* STATED PROBLEM *
The listing below must be repeated word for word, with its images excluded.

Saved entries
========================================================================
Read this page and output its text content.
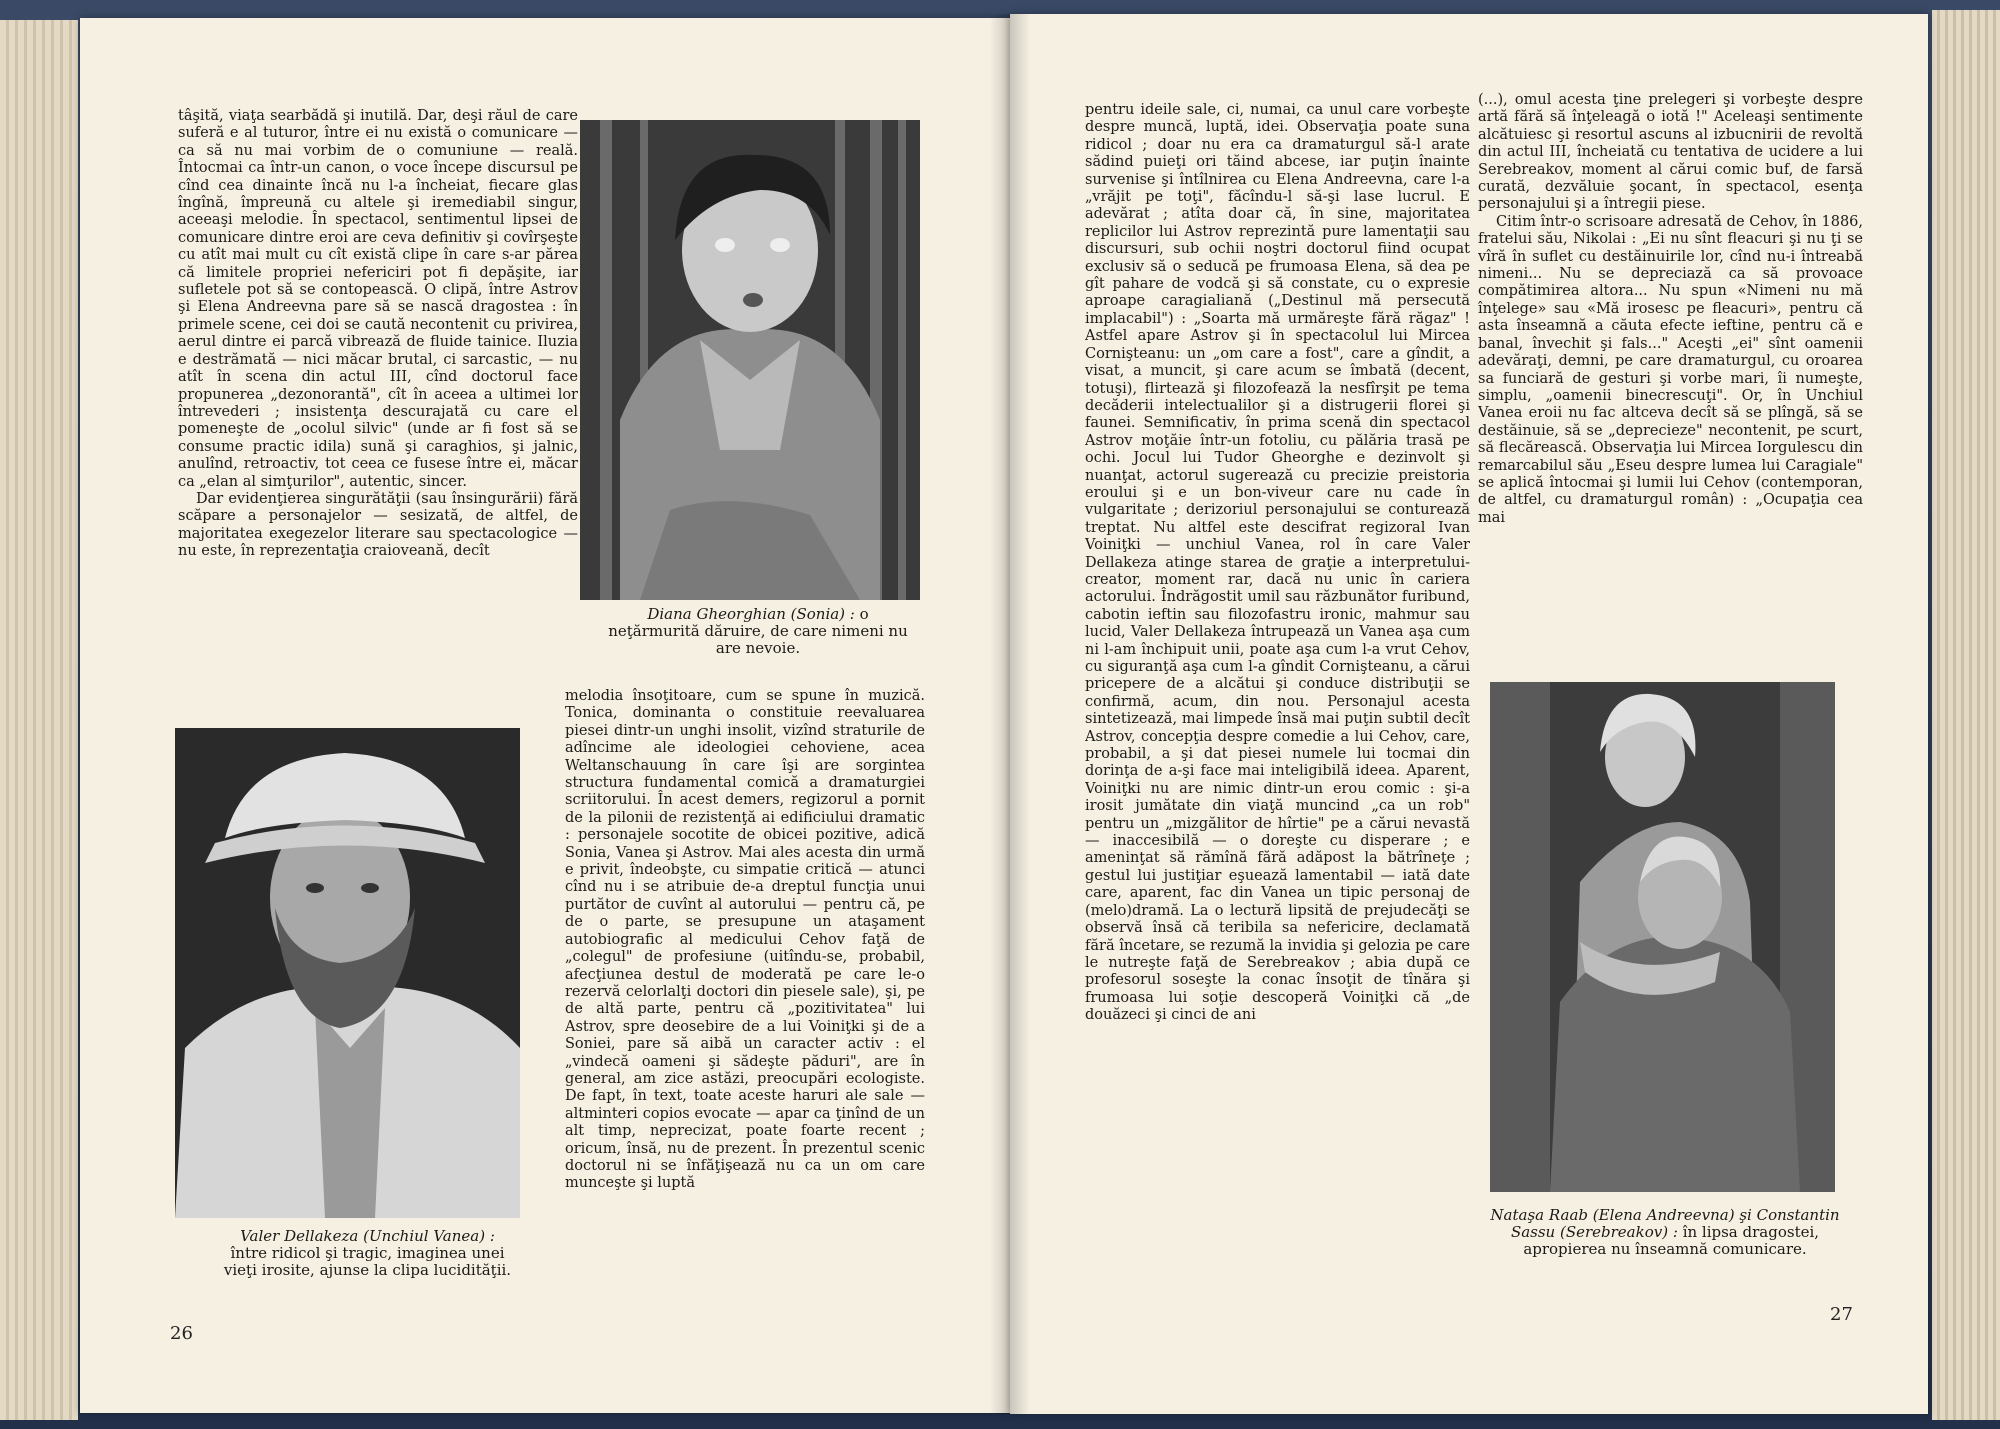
tâşită, viaţa searbădă şi inutilă. Dar, deşi răul de care suferă e al tuturor, între ei nu există o comunicare — ca să nu mai vorbim de o comuniune — reală. Întocmai ca într-un canon, o voce începe discursul pe cînd cea dinainte încă nu l-a încheiat, fiecare glas îngînă, împreună cu altele şi iremediabil singur, aceeaşi melodie. În spectacol, sentimentul lipsei de comunicare dintre eroi are ceva definitiv şi covîrşeşte cu atît mai mult cu cît există clipe în care s-ar părea că limitele propriei nefericiri pot fi depăşite, iar sufletele pot să se contopească. O clipă, între Astrov şi Elena Andreevna pare să se nască dragostea : în primele scene, cei doi se caută necontenit cu privirea, aerul dintre ei parcă vibrează de fluide tainice. Iluzia e destrămată — nici măcar brutal, ci sarcastic, — nu atît în scena din actul III, cînd doctorul face propunerea „dezonorantă", cît în aceea a ultimei lor întrevederi ; insistenţa descurajată cu care el pomeneşte de „ocolul silvic" (unde ar fi fost să se consume practic idila) sună şi caraghios, şi jalnic, anulînd, retroactiv, tot ceea ce fusese între ei, măcar ca „elan al simţurilor", autentic, sincer.

Dar evidenţierea singurătăţii (sau însingurării) fără scăpare a personajelor — sesizată, de altfel, de majoritatea exegezelor literare sau spectacologice — nu este, în reprezentaţia craioveană, decît

Diana Gheorghian (Sonia) : o neţărmurită dăruire, de care nimeni nu are nevoie.

Valer Dellakeza (Unchiul Vanea) : între ridicol şi tragic, imaginea unei vieţi irosite, ajunse la clipa lucidităţii.

melodia însoţitoare, cum se spune în muzică. Tonica, dominanta o constituie reevaluarea piesei dintr-un unghi insolit, vizînd straturile de adîncime ale ideologiei cehoviene, acea Weltanschauung în care îşi are sorgintea structura fundamental comică a dramaturgiei scriitorului. În acest demers, regizorul a pornit de la pilonii de rezistenţă ai edificiului dramatic : personajele socotite de obicei pozitive, adică Sonia, Vanea şi Astrov. Mai ales acesta din urmă e privit, îndeobşte, cu simpatie critică — atunci cînd nu i se atribuie de-a dreptul funcţia unui purtător de cuvînt al autorului — pentru că, pe de o parte, se presupune un ataşament autobiografic al medicului Cehov faţă de „colegul" de profesiune (uitîndu-se, probabil, afecţiunea destul de moderată pe care le-o rezervă celorlalţi doctori din piesele sale), şi, pe de altă parte, pentru că „pozitivitatea" lui Astrov, spre deosebire de a lui Voiniţki şi de a Soniei, pare să aibă un caracter activ : el „vindecă oameni şi sădeşte păduri", are în general, am zice astăzi, preocupări ecologiste. De fapt, în text, toate aceste haruri ale sale — altminteri copios evocate — apar ca ţinînd de un alt timp, neprecizat, poate foarte recent ; oricum, însă, nu de prezent. În prezentul scenic doctorul ni se înfăţişează nu ca un om care munceşte şi luptă

26

pentru ideile sale, ci, numai, ca unul care vorbeşte despre muncă, luptă, idei. Observaţia poate suna ridicol ; doar nu era ca dramaturgul să-l arate sădind puieţi ori tăind abcese, iar puţin înainte survenise şi întîlnirea cu Elena Andreevna, care l-a „vrăjit pe toţi", făcîndu-l să-şi lase lucrul. E adevărat ; atîta doar că, în sine, majoritatea replicilor lui Astrov reprezintă pure lamentaţii sau discursuri, sub ochii noştri doctorul fiind ocupat exclusiv să o seducă pe frumoasa Elena, să dea pe gît pahare de vodcă şi să constate, cu o expresie aproape caragialiană („Destinul mă persecută implacabil") : „Soarta mă urmăreşte fără răgaz" ! Astfel apare Astrov şi în spectacolul lui Mircea Cornişteanu: un „om care a fost", care a gîndit, a visat, a muncit, şi care acum se îmbată (decent, totuşi), flirtează şi filozofează la nesfîrşit pe tema decăderii intelectualilor şi a distrugerii florei şi faunei. Semnificativ, în prima scenă din spectacol Astrov moţăie într-un fotoliu, cu pălăria trasă pe ochi. Jocul lui Tudor Gheorghe e dezinvolt şi nuanţat, actorul sugerează cu precizie preistoria eroului şi e un bon-viveur care nu cade în vulgaritate ; derizoriul personajului se conturează treptat. Nu altfel este descifrat regizoral Ivan Voiniţki — unchiul Vanea, rol în care Valer Dellakeza atinge starea de graţie a interpretului-creator, moment rar, dacă nu unic în cariera actorului. Îndrăgostit umil sau răzbunător furibund, cabotin ieftin sau filozofastru ironic, mahmur sau lucid, Valer Dellakeza întrupează un Vanea aşa cum ni l-am închipuit unii, poate aşa cum l-a vrut Cehov, cu siguranţă aşa cum l-a gîndit Cornişteanu, a cărui pricepere de a alcătui şi conduce distribuţii se confirmă, acum, din nou. Personajul acesta sintetizează, mai limpede însă mai puţin subtil decît Astrov, concepţia despre comedie a lui Cehov, care, probabil, a şi dat piesei numele lui tocmai din dorinţa de a-şi face mai inteligibilă ideea. Aparent, Voiniţki nu are nimic dintr-un erou comic : şi-a irosit jumătate din viaţă muncind „ca un rob" pentru un „mizgălitor de hîrtie" pe a cărui nevastă — inaccesibilă — o doreşte cu disperare ; e ameninţat să rămînă fără adăpost la bătrîneţe ; gestul lui justiţiar eşuează lamentabil — iată date care, aparent, fac din Vanea un tipic personaj de (melo)dramă. La o lectură lipsită de prejudecăţi se observă însă că teribila sa nefericire, declamată fără încetare, se rezumă la invidia şi gelozia pe care le nutreşte faţă de Serebreakov ; abia după ce profesorul soseşte la conac însoţit de tînăra şi frumoasa lui soţie descoperă Voiniţki că „de douăzeci şi cinci de ani

(...), omul acesta ţine prelegeri şi vorbeşte despre artă fără să înţeleagă o iotă !" Aceleaşi sentimente alcătuiesc şi resortul ascuns al izbucnirii de revoltă din actul III, încheiată cu tentativa de ucidere a lui Serebreakov, moment al cărui comic buf, de farsă curată, dezvăluie şocant, în spectacol, esenţa personajului şi a întregii piese.

Citim într-o scrisoare adresată de Cehov, în 1886, fratelui său, Nikolai : „Ei nu sînt fleacuri şi nu ţi se vîră în suflet cu destăinuirile lor, cînd nu-i întreabă nimeni... Nu se depreciază ca să provoace compătimirea altora... Nu spun «Nimeni nu mă înţelege» sau «Mă irosesc pe fleacuri», pentru că asta înseamnă a căuta efecte ieftine, pentru că e banal, învechit şi fals..." Aceşti „ei" sînt oamenii adevăraţi, demni, pe care dramaturgul, cu oroarea sa funciară de gesturi şi vorbe mari, îi numeşte, simplu, „oamenii binecrescuţi". Or, în Unchiul Vanea eroii nu fac altceva decît să se plîngă, să se destăinuie, să se „deprecieze" necontenit, pe scurt, să flecărească. Observaţia lui Mircea Iorgulescu din remarcabilul său „Eseu despre lumea lui Caragiale" se aplică întocmai şi lumii lui Cehov (contemporan, de altfel, cu dramaturgul român) : „Ocupaţia cea mai

Nataşa Raab (Elena Andreevna) şi Constantin Sassu (Serebreakov) : în lipsa dragostei, apropierea nu înseamnă comunicare.

27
========================================================================
* RESULT OF THIS EXERCISE *
Read this page and output its text content.
tâşită, viaţa searbădă şi inutilă. Dar, deşi răul de care suferă e al tuturor, între ei nu există o comunicare — ca să nu mai vorbim de o comuniune — reală. Întocmai ca într-un canon, o voce începe discursul pe cînd cea dinainte încă nu l-a încheiat, fiecare glas îngînă, împreună cu altele şi iremediabil singur, aceeaşi melodie. În spectacol, sentimentul lipsei de comunicare dintre eroi are ceva definitiv şi covîrşeşte cu atît mai mult cu cît există clipe în care s-ar părea că limitele propriei nefericiri pot fi depăşite, iar sufletele pot să se contopească. O clipă, între Astrov şi Elena Andreevna pare să se nască dragostea : în primele scene, cei doi se caută necontenit cu privirea, aerul dintre ei parcă vibrează de fluide tainice. Iluzia e destrămată — nici măcar brutal, ci sarcastic, — nu atît în scena din actul III, cînd doctorul face propunerea „dezonorantă", cît în aceea a ultimei lor întrevederi ; insistenţa descurajată cu care el pomeneşte de „ocolul silvic" (unde ar fi fost să se consume practic idila) sună şi caraghios, şi jalnic, anulînd, retroactiv, tot ceea ce fusese între ei, măcar ca „elan al simţurilor", autentic, sincer.

Dar evidenţierea singurătăţii (sau însingurării) fără scăpare a personajelor — sesizată, de altfel, de majoritatea exegezelor literare sau spectacologice — nu este, în reprezentaţia craioveană, decît

Diana Gheorghian (Sonia) : o neţărmurită dăruire, de care nimeni nu are nevoie.

Valer Dellakeza (Unchiul Vanea) : între ridicol şi tragic, imaginea unei vieţi irosite, ajunse la clipa lucidităţii.

melodia însoţitoare, cum se spune în muzică. Tonica, dominanta o constituie reevaluarea piesei dintr-un unghi insolit, vizînd straturile de adîncime ale ideologiei cehoviene, acea Weltanschauung în care îşi are sorgintea structura fundamental comică a dramaturgiei scriitorului. În acest demers, regizorul a pornit de la pilonii de rezistenţă ai edificiului dramatic : personajele socotite de obicei pozitive, adică Sonia, Vanea şi Astrov. Mai ales acesta din urmă e privit, îndeobşte, cu simpatie critică — atunci cînd nu i se atribuie de-a dreptul funcţia unui purtător de cuvînt al autorului — pentru că, pe de o parte, se presupune un ataşament autobiografic al medicului Cehov faţă de „colegul" de profesiune (uitîndu-se, probabil, afecţiunea destul de moderată pe care le-o rezervă celorlalţi doctori din piesele sale), şi, pe de altă parte, pentru că „pozitivitatea" lui Astrov, spre deosebire de a lui Voiniţki şi de a Soniei, pare să aibă un caracter activ : el „vindecă oameni şi sădeşte păduri", are în general, am zice astăzi, preocupări ecologiste. De fapt, în text, toate aceste haruri ale sale — altminteri copios evocate — apar ca ţinînd de un alt timp, neprecizat, poate foarte recent ; oricum, însă, nu de prezent. În prezentul scenic doctorul ni se înfăţişează nu ca un om care munceşte şi luptă

26

pentru ideile sale, ci, numai, ca unul care vorbeşte despre muncă, luptă, idei. Observaţia poate suna ridicol ; doar nu era ca dramaturgul să-l arate sădind puieţi ori tăind abcese, iar puţin înainte survenise şi întîlnirea cu Elena Andreevna, care l-a „vrăjit pe toţi", făcîndu-l să-şi lase lucrul. E adevărat ; atîta doar că, în sine, majoritatea replicilor lui Astrov reprezintă pure lamentaţii sau discursuri, sub ochii noştri doctorul fiind ocupat exclusiv să o seducă pe frumoasa Elena, să dea pe gît pahare de vodcă şi să constate, cu o expresie aproape caragialiană („Destinul mă persecută implacabil") : „Soarta mă urmăreşte fără răgaz" ! Astfel apare Astrov şi în spectacolul lui Mircea Cornişteanu: un „om care a fost", care a gîndit, a visat, a muncit, şi care acum se îmbată (decent, totuşi), flirtează şi filozofează la nesfîrşit pe tema decăderii intelectualilor şi a distrugerii florei şi faunei. Semnificativ, în prima scenă din spectacol Astrov moţăie într-un fotoliu, cu pălăria trasă pe ochi. Jocul lui Tudor Gheorghe e dezinvolt şi nuanţat, actorul sugerează cu precizie preistoria eroului şi e un bon-viveur care nu cade în vulgaritate ; derizoriul personajului se conturează treptat. Nu altfel este descifrat regizoral Ivan Voiniţki — unchiul Vanea, rol în care Valer Dellakeza atinge starea de graţie a interpretului-creator, moment rar, dacă nu unic în cariera actorului. Îndrăgostit umil sau răzbunător furibund, cabotin ieftin sau filozofastru ironic, mahmur sau lucid, Valer Dellakeza întrupează un Vanea aşa cum ni l-am închipuit unii, poate aşa cum l-a vrut Cehov, cu siguranţă aşa cum l-a gîndit Cornişteanu, a cărui pricepere de a alcătui şi conduce distribuţii se confirmă, acum, din nou. Personajul acesta sintetizează, mai limpede însă mai puţin subtil decît Astrov, concepţia despre comedie a lui Cehov, care, probabil, a şi dat piesei numele lui tocmai din dorinţa de a-şi face mai inteligibilă ideea. Aparent, Voiniţki nu are nimic dintr-un erou comic : şi-a irosit jumătate din viaţă muncind „ca un rob" pentru un „mizgălitor de hîrtie" pe a cărui nevastă — inaccesibilă — o doreşte cu disperare ; e ameninţat să rămînă fără adăpost la bătrîneţe ; gestul lui justiţiar eşuează lamentabil — iată date care, aparent, fac din Vanea un tipic personaj de (melo)dramă. La o lectură lipsită de prejudecăţi se observă însă că teribila sa nefericire, declamată fără încetare, se rezumă la invidia şi gelozia pe care le nutreşte faţă de Serebreakov ; abia după ce profesorul soseşte la conac însoţit de tînăra şi frumoasa lui soţie descoperă Voiniţki că „de douăzeci şi cinci de ani

(...), omul acesta ţine prelegeri şi vorbeşte despre artă fără să înţeleagă o iotă !" Aceleaşi sentimente alcătuiesc şi resortul ascuns al izbucnirii de revoltă din actul III, încheiată cu tentativa de ucidere a lui Serebreakov, moment al cărui comic buf, de farsă curată, dezvăluie şocant, în spectacol, esenţa personajului şi a întregii piese.

Citim într-o scrisoare adresată de Cehov, în 1886, fratelui său, Nikolai : „Ei nu sînt fleacuri şi nu ţi se vîră în suflet cu destăinuirile lor, cînd nu-i întreabă nimeni... Nu se depreciază ca să provoace compătimirea altora... Nu spun «Nimeni nu mă înţelege» sau «Mă irosesc pe fleacuri», pentru că asta înseamnă a căuta efecte ieftine, pentru că e banal, învechit şi fals..." Aceşti „ei" sînt oamenii adevăraţi, demni, pe care dramaturgul, cu oroarea sa funciară de gesturi şi vorbe mari, îi numeşte, simplu, „oamenii binecrescuţi". Or, în Unchiul Vanea eroii nu fac altceva decît să se plîngă, să se destăinuie, să se „deprecieze" necontenit, pe scurt, să flecărească. Observaţia lui Mircea Iorgulescu din remarcabilul său „Eseu despre lumea lui Caragiale" se aplică întocmai şi lumii lui Cehov (contemporan, de altfel, cu dramaturgul român) : „Ocupaţia cea mai

Nataşa Raab (Elena Andreevna) şi Constantin Sassu (Serebreakov) : în lipsa dragostei, apropierea nu înseamnă comunicare.

27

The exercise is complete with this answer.